** start of Records for the task **

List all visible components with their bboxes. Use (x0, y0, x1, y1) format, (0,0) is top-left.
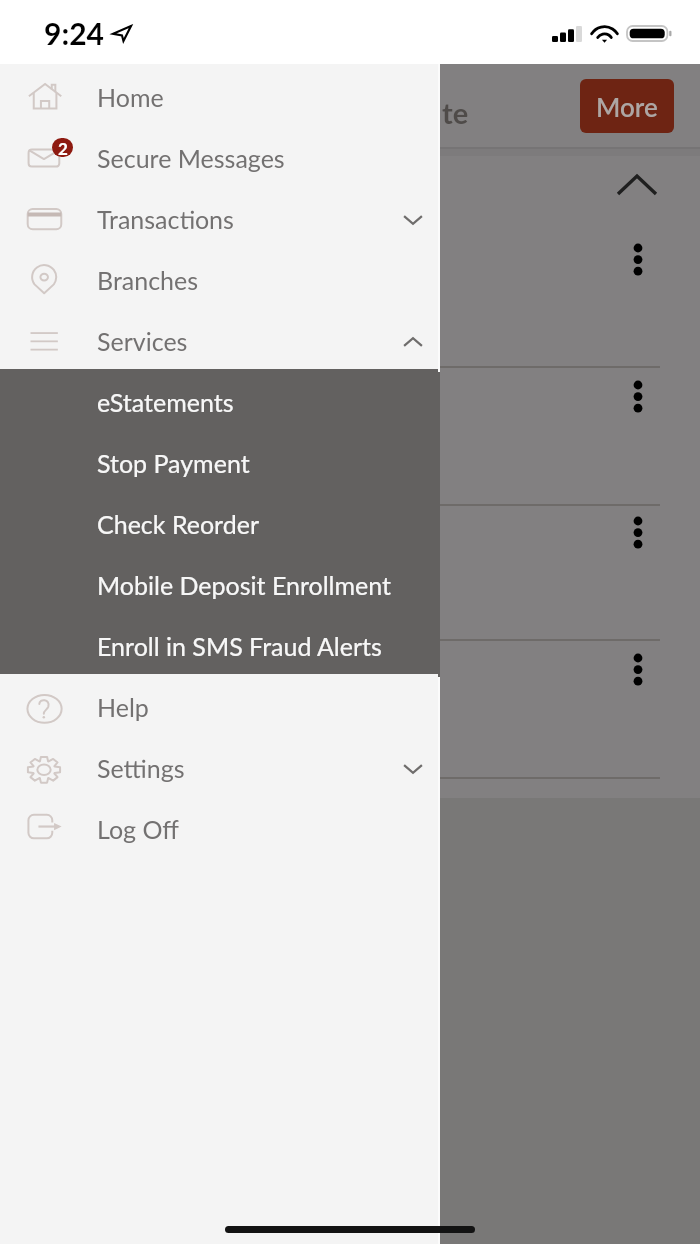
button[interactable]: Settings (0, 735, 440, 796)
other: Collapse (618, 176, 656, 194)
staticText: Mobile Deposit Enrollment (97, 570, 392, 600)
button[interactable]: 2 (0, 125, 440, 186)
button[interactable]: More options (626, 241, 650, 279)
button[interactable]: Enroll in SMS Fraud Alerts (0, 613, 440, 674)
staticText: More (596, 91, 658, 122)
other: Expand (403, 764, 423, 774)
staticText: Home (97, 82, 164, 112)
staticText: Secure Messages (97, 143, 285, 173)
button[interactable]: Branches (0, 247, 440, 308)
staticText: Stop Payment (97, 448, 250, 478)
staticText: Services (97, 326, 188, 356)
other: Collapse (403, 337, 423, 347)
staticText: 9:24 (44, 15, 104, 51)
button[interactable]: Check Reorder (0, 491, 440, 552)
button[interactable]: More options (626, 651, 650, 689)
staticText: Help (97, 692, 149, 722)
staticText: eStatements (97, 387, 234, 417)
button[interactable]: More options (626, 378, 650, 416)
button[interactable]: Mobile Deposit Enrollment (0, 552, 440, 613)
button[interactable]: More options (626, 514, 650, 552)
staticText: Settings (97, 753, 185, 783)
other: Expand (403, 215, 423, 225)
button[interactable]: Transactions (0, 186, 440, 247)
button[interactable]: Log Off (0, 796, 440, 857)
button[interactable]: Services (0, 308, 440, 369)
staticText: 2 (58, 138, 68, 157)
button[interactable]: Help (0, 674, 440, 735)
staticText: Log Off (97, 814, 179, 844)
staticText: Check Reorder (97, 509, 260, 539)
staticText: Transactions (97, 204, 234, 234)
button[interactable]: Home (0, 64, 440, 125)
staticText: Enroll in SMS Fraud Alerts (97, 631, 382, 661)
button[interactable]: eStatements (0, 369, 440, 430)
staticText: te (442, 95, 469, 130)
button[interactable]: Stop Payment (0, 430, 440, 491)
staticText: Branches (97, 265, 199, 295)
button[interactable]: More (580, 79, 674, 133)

** end of Records for the task **
** start of Records for the task **

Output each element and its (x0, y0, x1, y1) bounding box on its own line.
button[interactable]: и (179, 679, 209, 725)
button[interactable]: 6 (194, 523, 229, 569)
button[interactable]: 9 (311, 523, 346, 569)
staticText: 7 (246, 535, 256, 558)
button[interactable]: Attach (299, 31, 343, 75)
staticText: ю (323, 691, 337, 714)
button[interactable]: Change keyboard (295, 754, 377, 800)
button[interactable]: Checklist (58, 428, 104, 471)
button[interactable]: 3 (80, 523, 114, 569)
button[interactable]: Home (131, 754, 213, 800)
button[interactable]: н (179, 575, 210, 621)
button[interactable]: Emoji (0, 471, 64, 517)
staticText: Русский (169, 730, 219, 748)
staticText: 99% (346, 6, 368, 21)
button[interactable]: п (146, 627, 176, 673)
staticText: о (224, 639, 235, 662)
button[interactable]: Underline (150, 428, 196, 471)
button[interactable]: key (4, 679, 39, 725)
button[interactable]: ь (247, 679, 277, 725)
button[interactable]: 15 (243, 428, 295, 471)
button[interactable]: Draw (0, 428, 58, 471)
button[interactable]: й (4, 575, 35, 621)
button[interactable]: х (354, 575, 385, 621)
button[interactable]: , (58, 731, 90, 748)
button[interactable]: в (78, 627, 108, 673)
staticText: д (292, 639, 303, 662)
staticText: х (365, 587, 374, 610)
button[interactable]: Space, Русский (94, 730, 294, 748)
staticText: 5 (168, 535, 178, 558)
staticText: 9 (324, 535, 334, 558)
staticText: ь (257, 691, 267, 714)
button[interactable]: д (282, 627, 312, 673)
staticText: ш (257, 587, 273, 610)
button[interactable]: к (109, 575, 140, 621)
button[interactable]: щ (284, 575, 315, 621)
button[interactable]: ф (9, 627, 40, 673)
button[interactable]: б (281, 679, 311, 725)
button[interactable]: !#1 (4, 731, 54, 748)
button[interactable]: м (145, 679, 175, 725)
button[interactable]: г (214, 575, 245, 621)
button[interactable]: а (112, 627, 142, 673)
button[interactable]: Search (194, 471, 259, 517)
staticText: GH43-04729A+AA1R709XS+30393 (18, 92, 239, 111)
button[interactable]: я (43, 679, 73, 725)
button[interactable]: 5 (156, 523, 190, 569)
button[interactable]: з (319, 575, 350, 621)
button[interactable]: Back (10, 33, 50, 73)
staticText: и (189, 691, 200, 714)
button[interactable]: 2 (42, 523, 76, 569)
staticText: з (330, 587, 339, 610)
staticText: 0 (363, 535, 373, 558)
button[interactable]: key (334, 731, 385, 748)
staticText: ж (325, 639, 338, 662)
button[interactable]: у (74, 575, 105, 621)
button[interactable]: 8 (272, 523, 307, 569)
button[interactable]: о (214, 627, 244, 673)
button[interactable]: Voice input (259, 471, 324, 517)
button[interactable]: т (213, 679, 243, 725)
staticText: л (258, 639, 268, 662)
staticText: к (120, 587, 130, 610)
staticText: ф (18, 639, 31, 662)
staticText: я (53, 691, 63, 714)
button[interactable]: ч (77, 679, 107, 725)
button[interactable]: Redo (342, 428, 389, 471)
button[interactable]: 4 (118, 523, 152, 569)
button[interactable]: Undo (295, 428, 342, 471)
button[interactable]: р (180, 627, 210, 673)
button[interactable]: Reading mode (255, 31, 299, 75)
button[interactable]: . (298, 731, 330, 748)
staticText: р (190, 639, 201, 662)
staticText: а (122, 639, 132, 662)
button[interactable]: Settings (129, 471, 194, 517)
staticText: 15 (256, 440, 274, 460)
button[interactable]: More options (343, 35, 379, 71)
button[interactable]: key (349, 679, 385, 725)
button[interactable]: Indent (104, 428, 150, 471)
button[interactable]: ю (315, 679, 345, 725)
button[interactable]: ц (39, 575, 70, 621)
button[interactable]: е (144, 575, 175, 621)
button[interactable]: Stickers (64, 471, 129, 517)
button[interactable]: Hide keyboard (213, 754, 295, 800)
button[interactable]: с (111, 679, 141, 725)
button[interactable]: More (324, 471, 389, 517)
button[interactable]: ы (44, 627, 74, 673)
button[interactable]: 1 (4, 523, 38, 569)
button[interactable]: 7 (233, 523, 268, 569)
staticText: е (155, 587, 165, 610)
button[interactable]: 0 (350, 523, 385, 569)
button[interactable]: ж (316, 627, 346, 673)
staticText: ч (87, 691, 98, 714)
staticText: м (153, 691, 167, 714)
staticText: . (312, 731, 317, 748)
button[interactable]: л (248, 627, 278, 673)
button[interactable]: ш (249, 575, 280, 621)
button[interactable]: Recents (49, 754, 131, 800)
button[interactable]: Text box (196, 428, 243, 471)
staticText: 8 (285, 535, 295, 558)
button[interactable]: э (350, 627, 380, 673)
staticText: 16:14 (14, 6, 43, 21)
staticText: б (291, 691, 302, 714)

** end of Records for the task **

> **What you need to do**
Pull out every row above that contains the word "Collapse" and copy each one in full.

> **Result for this task**
other: Collapse (618, 176, 656, 194)
other: Collapse (403, 337, 423, 347)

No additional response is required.